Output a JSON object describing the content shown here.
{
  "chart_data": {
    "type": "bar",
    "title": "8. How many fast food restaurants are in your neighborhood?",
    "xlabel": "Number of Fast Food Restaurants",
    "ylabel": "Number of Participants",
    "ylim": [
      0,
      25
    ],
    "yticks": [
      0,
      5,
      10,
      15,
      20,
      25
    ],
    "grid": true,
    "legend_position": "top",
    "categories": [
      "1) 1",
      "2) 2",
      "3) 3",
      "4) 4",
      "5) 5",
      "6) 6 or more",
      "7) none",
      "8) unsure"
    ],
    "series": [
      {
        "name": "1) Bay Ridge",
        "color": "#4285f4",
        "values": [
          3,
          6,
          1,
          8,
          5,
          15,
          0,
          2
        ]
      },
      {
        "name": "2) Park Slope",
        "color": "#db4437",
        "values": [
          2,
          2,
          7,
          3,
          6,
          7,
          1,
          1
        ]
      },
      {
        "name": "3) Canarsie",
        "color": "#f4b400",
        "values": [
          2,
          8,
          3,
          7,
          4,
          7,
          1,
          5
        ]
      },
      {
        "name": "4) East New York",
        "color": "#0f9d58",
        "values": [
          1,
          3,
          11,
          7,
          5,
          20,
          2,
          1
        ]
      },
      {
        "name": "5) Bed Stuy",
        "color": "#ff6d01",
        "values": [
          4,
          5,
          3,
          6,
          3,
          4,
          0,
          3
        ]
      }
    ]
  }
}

============================================================

Nothing should be left out: return all of the records exactly.

Output a JSON object describing the content shown here.
{
  "chart_data": {
    "type": "bar",
    "title": "8. How many fast food restaurants are in your neighborhood?",
    "xlabel": "Number of Fast Food Restaurants",
    "ylabel": "Number of Participants",
    "ylim": [
      0,
      25
    ],
    "yticks": [
      0,
      5,
      10,
      15,
      20,
      25
    ],
    "grid": true,
    "legend_position": "top",
    "categories": [
      "1) 1",
      "2) 2",
      "3) 3",
      "4) 4",
      "5) 5",
      "6) 6 or more",
      "7) none",
      "8) unsure"
    ],
    "series": [
      {
        "name": "1) Bay Ridge",
        "color": "#4285f4",
        "values": [
          3,
          6,
          1,
          8,
          5,
          15,
          0,
          2
        ]
      },
      {
        "name": "2) Park Slope",
        "color": "#db4437",
        "values": [
          2,
          2,
          7,
          3,
          6,
          7,
          1,
          1
        ]
      },
      {
        "name": "3) Canarsie",
        "color": "#f4b400",
        "values": [
          2,
          8,
          3,
          7,
          4,
          7,
          1,
          5
        ]
      },
      {
        "name": "4) East New York",
        "color": "#0f9d58",
        "values": [
          1,
          3,
          11,
          7,
          5,
          20,
          2,
          1
        ]
      },
      {
        "name": "5) Bed Stuy",
        "color": "#ff6d01",
        "values": [
          4,
          5,
          3,
          6,
          3,
          4,
          0,
          3
        ]
      }
    ]
  }
}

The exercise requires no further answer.